Data records:
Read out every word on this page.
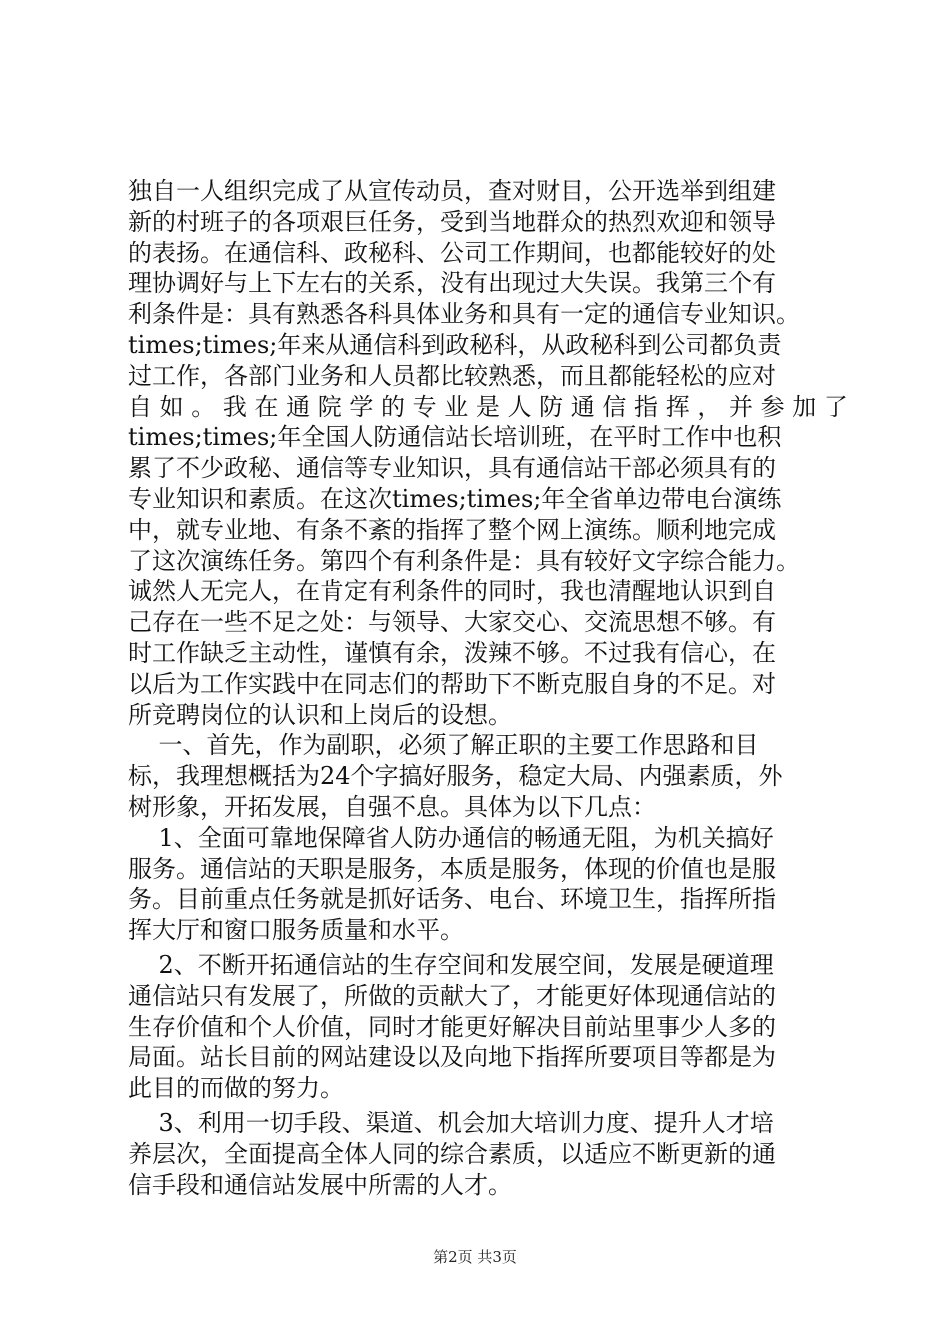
独自一人组织完成了从宣传动员，查对财目，公开选举到组建
新的村班子的各项艰巨任务，受到当地群众的热烈欢迎和领导
的表扬。在通信科、政秘科、公司工作期间，也都能较好的处
理协调好与上下左右的关系，没有出现过大失误。我第三个有
利条件是：具有熟悉各科具体业务和具有一定的通信专业知识。
times;times;年来从通信科到政秘科，从政秘科到公司都负责
过工作，各部门业务和人员都比较熟悉，而且都能轻松的应对
自 如 。 我 在 通 院 学 的 专 业 是 人 防 通 信 指 挥 ， 并 参 加 了
times;times;年全国人防通信站长培训班，在平时工作中也积
累了不少政秘、通信等专业知识，具有通信站干部必须具有的
专业知识和素质。在这次times;times;年全省单边带电台演练
中，就专业地、有条不紊的指挥了整个网上演练。顺利地完成
了这次演练任务。第四个有利条件是：具有较好文字综合能力。
诚然人无完人，在肯定有利条件的同时，我也清醒地认识到自
己存在一些不足之处：与领导、大家交心、交流思想不够。有
时工作缺乏主动性，谨慎有余，泼辣不够。不过我有信心，在
以后为工作实践中在同志们的帮助下不断克服自身的不足。对
所竞聘岗位的认识和上岗后的设想。
一、首先，作为副职，必须了解正职的主要工作思路和目
标，我理想概括为24个字搞好服务，稳定大局、内强素质，外
树形象，开拓发展，自强不息。具体为以下几点：
1、全面可靠地保障省人防办通信的畅通无阻，为机关搞好
服务。通信站的天职是服务，本质是服务，体现的价值也是服
务。目前重点任务就是抓好话务、电台、环境卫生，指挥所指
挥大厅和窗口服务质量和水平。
2、不断开拓通信站的生存空间和发展空间，发展是硬道理
通信站只有发展了，所做的贡献大了，才能更好体现通信站的
生存价值和个人价值，同时才能更好解决目前站里事少人多的
局面。站长目前的网站建设以及向地下指挥所要项目等都是为
此目的而做的努力。
3、利用一切手段、渠道、机会加大培训力度、提升人才培
养层次，全面提高全体人同的综合素质，以适应不断更新的通
信手段和通信站发展中所需的人才。
第2页 共3页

_WHAT TO WORK ON:_ Leave out the pictures and copy the rest of the material above exactly.

_SOLUTION:_
Read out every word on this page.
独自一人组织完成了从宣传动员，查对财目，公开选举到组建
新的村班子的各项艰巨任务，受到当地群众的热烈欢迎和领导
的表扬。在通信科、政秘科、公司工作期间，也都能较好的处
理协调好与上下左右的关系，没有出现过大失误。我第三个有
利条件是：具有熟悉各科具体业务和具有一定的通信专业知识。
times;times;年来从通信科到政秘科，从政秘科到公司都负责
过工作，各部门业务和人员都比较熟悉，而且都能轻松的应对
自 如 。 我 在 通 院 学 的 专 业 是 人 防 通 信 指 挥 ， 并 参 加 了
times;times;年全国人防通信站长培训班，在平时工作中也积
累了不少政秘、通信等专业知识，具有通信站干部必须具有的
专业知识和素质。在这次times;times;年全省单边带电台演练
中，就专业地、有条不紊的指挥了整个网上演练。顺利地完成
了这次演练任务。第四个有利条件是：具有较好文字综合能力。
诚然人无完人，在肯定有利条件的同时，我也清醒地认识到自
己存在一些不足之处：与领导、大家交心、交流思想不够。有
时工作缺乏主动性，谨慎有余，泼辣不够。不过我有信心，在
以后为工作实践中在同志们的帮助下不断克服自身的不足。对
所竞聘岗位的认识和上岗后的设想。
一、首先，作为副职，必须了解正职的主要工作思路和目
标，我理想概括为24个字搞好服务，稳定大局、内强素质，外
树形象，开拓发展，自强不息。具体为以下几点：
1、全面可靠地保障省人防办通信的畅通无阻，为机关搞好
服务。通信站的天职是服务，本质是服务，体现的价值也是服
务。目前重点任务就是抓好话务、电台、环境卫生，指挥所指
挥大厅和窗口服务质量和水平。
2、不断开拓通信站的生存空间和发展空间，发展是硬道理
通信站只有发展了，所做的贡献大了，才能更好体现通信站的
生存价值和个人价值，同时才能更好解决目前站里事少人多的
局面。站长目前的网站建设以及向地下指挥所要项目等都是为
此目的而做的努力。
3、利用一切手段、渠道、机会加大培训力度、提升人才培
养层次，全面提高全体人同的综合素质，以适应不断更新的通
信手段和通信站发展中所需的人才。
第2页 共3页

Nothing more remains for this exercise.